§ Goal
Copy out each line in the material below that has the word "this".

Data listing
• • • • •

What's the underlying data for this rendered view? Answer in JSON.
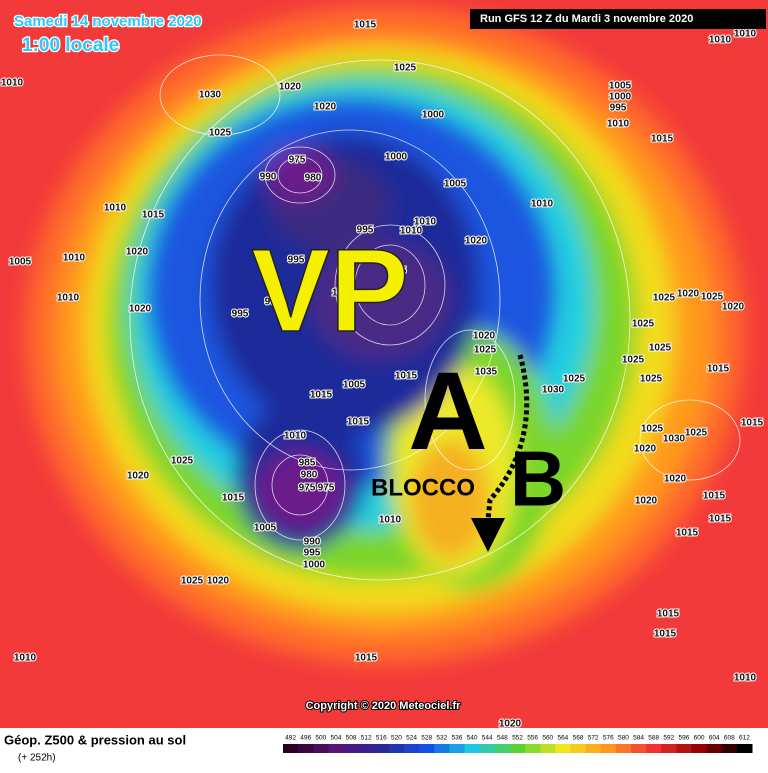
{
  "header": {
    "date": "Samedi 14 novembre 2020",
    "time": "1:00 locale",
    "run": "Run GFS 12 Z du Mardi 3 novembre 2020"
  },
  "annotations": {
    "vortex": "VP",
    "high": "A",
    "low": "B",
    "block": "BLOCCO"
  },
  "isobar_labels": [
    1015,
    1010,
    1030,
    1020,
    1025,
    1020,
    1025,
    1000,
    1005,
    1000,
    995,
    1010,
    1015,
    1010,
    1010,
    975,
    990,
    980,
    1000,
    1005,
    1010,
    1010,
    1015,
    995,
    1010,
    1010,
    1020,
    1005,
    1010,
    1020,
    995,
    975,
    1000,
    990,
    1010,
    1020,
    995,
    1025,
    1020,
    1025,
    1020,
    1025,
    1020,
    1025,
    1025,
    1025,
    1025,
    1015,
    1035,
    1015,
    1005,
    1015,
    1025,
    1030,
    1015,
    1010,
    1025,
    1030,
    1025,
    1015,
    1025,
    1020,
    985,
    980,
    975,
    975,
    1020,
    1020,
    1020,
    1015,
    1015,
    1015,
    1005,
    1010,
    1015,
    990,
    995,
    1000,
    1025,
    1020,
    1015,
    1015,
    1015,
    1010,
    1010,
    1020
  ],
  "copyright": "Copyright © 2020 Meteociel.fr",
  "footer": {
    "title": "Géop. Z500 & pression au sol",
    "lead": "(+ 252h)"
  },
  "colorbar": {
    "ticks": [
      492,
      496,
      500,
      504,
      508,
      512,
      516,
      520,
      524,
      528,
      532,
      536,
      540,
      544,
      548,
      552,
      556,
      560,
      564,
      568,
      572,
      576,
      580,
      584,
      588,
      592,
      596,
      600,
      604,
      608,
      612
    ]
  }
}
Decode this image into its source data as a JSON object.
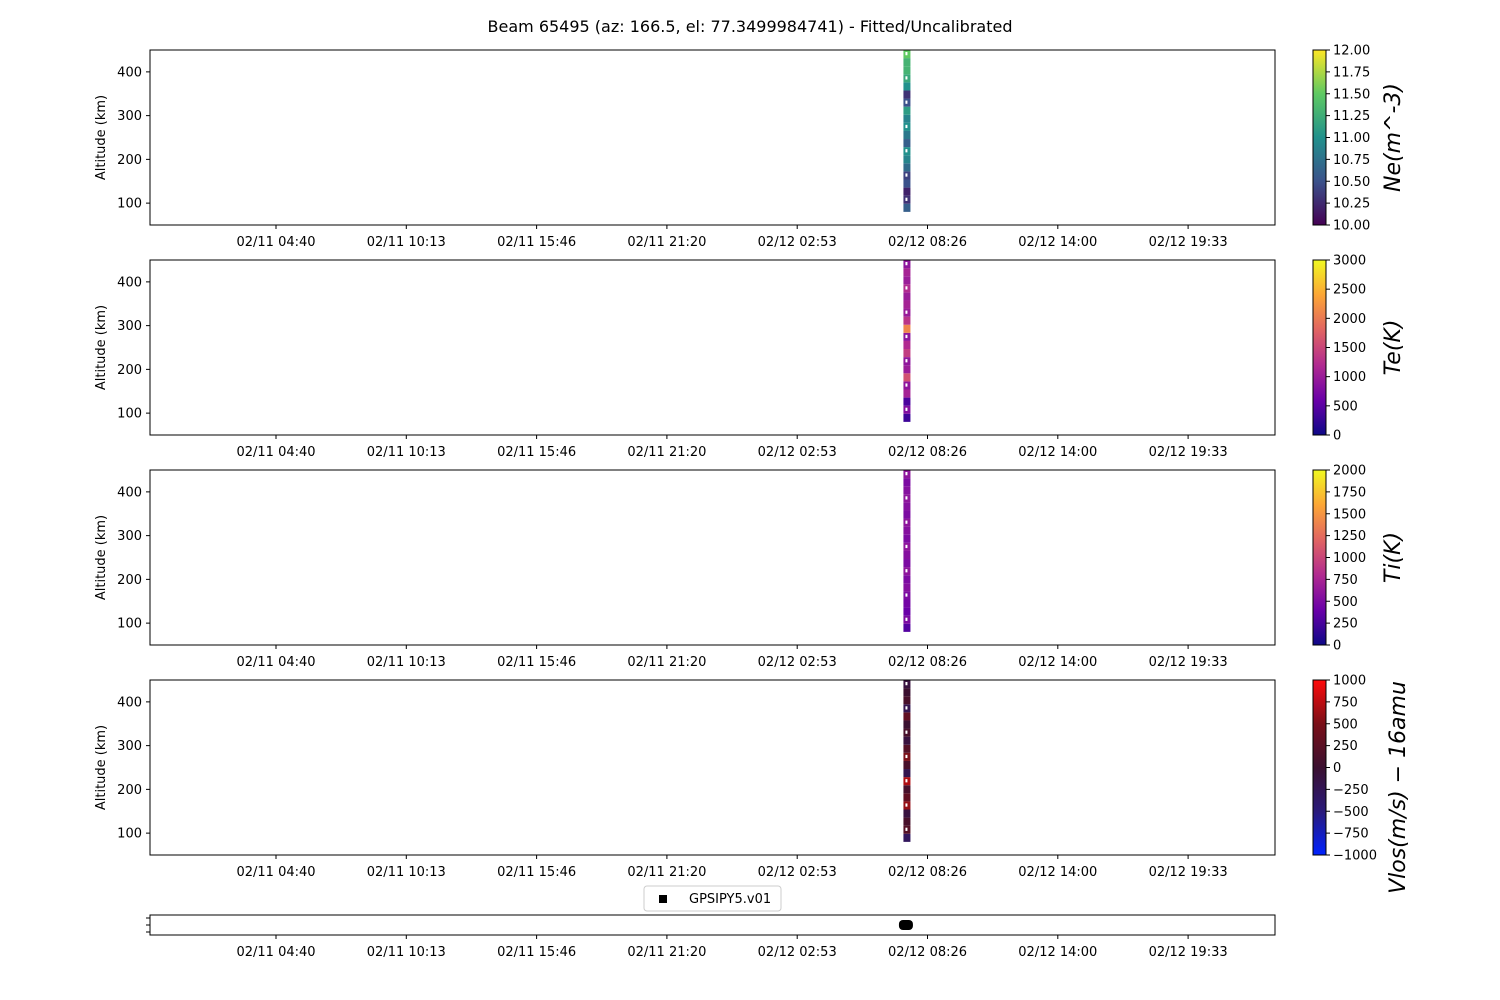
{
  "title": "Beam 65495 (az: 166.5, el: 77.3499984741) - Fitted/Uncalibrated",
  "chart_data": {
    "type": "heatmap",
    "x_ticks": [
      "02/11 04:40",
      "02/11 10:13",
      "02/11 15:46",
      "02/11 21:20",
      "02/12 02:53",
      "02/12 08:26",
      "02/12 14:00",
      "02/12 19:33"
    ],
    "data_time_label": "02/12 07:30",
    "panels": [
      {
        "id": "ne",
        "ylabel": "Altitude (km)",
        "y_ticks": [
          100,
          200,
          300,
          400
        ],
        "ylim": [
          50,
          450
        ],
        "altitude_range": [
          80,
          450
        ],
        "colorbar": {
          "label": "Ne(m^-3)",
          "ticks": [
            "12.00",
            "11.75",
            "11.50",
            "11.25",
            "11.00",
            "10.75",
            "10.50",
            "10.25",
            "10.00"
          ],
          "range": [
            10,
            12
          ],
          "colormap": "viridis",
          "colors": [
            "#440154",
            "#3b528b",
            "#21918c",
            "#5ec962",
            "#fde725"
          ]
        },
        "values": [
          10.6,
          10.3,
          10.2,
          10.5,
          10.4,
          10.7,
          10.9,
          11.0,
          10.6,
          10.8,
          11.0,
          10.9,
          11.1,
          10.5,
          10.3,
          11.0,
          11.2,
          11.3,
          11.3,
          11.5
        ]
      },
      {
        "id": "te",
        "ylabel": "Altitude (km)",
        "y_ticks": [
          100,
          200,
          300,
          400
        ],
        "ylim": [
          50,
          450
        ],
        "altitude_range": [
          80,
          450
        ],
        "colorbar": {
          "label": "Te(K)",
          "ticks": [
            "3000",
            "2500",
            "2000",
            "1500",
            "1000",
            "500",
            "0"
          ],
          "range": [
            0,
            3000
          ],
          "colormap": "plasma",
          "colors": [
            "#0d0887",
            "#6a00a8",
            "#b12a90",
            "#e16462",
            "#fca636",
            "#f0f921"
          ]
        },
        "values": [
          300,
          800,
          400,
          1100,
          900,
          1600,
          1000,
          900,
          1400,
          1200,
          900,
          2100,
          1300,
          1000,
          1100,
          1000,
          1200,
          1000,
          1100,
          900
        ]
      },
      {
        "id": "ti",
        "ylabel": "Altitude (km)",
        "y_ticks": [
          100,
          200,
          300,
          400
        ],
        "ylim": [
          50,
          450
        ],
        "altitude_range": [
          80,
          450
        ],
        "colorbar": {
          "label": "Ti(K)",
          "ticks": [
            "2000",
            "1750",
            "1500",
            "1250",
            "1000",
            "750",
            "500",
            "250",
            "0"
          ],
          "range": [
            0,
            2000
          ],
          "colormap": "plasma",
          "colors": [
            "#0d0887",
            "#6a00a8",
            "#b12a90",
            "#e16462",
            "#fca636",
            "#f0f921"
          ]
        },
        "values": [
          300,
          500,
          400,
          450,
          500,
          550,
          500,
          600,
          500,
          550,
          600,
          500,
          550,
          600,
          500,
          550,
          600,
          550,
          500,
          600
        ]
      },
      {
        "id": "vlos",
        "ylabel": "Altitude (km)",
        "y_ticks": [
          100,
          200,
          300,
          400
        ],
        "ylim": [
          50,
          450
        ],
        "altitude_range": [
          80,
          450
        ],
        "colorbar": {
          "label": "Vlos(m/s) − 16amu",
          "ticks": [
            "1000",
            "750",
            "500",
            "250",
            "0",
            "−250",
            "−500",
            "−750",
            "−1000"
          ],
          "range": [
            -1000,
            1000
          ],
          "colormap": "seismic-dark",
          "colors": [
            "#0022ff",
            "#2a1a7a",
            "#3b1030",
            "#7a0f18",
            "#ff0a0a"
          ]
        },
        "values": [
          -300,
          200,
          100,
          -100,
          600,
          300,
          100,
          700,
          -200,
          100,
          500,
          200,
          -100,
          100,
          0,
          300,
          -200,
          100,
          0,
          -100
        ]
      }
    ],
    "legend": {
      "label": "GPSIPY5.v01",
      "placement": "top-center",
      "marker": "square",
      "color": "#000000"
    },
    "instrument_marker_time": "02/12 07:30"
  }
}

• • • • •

§ Response to the exercise
What's the underlying data for this rendered view? Answer in JSON.
Decode this image into its source data as a JSON object.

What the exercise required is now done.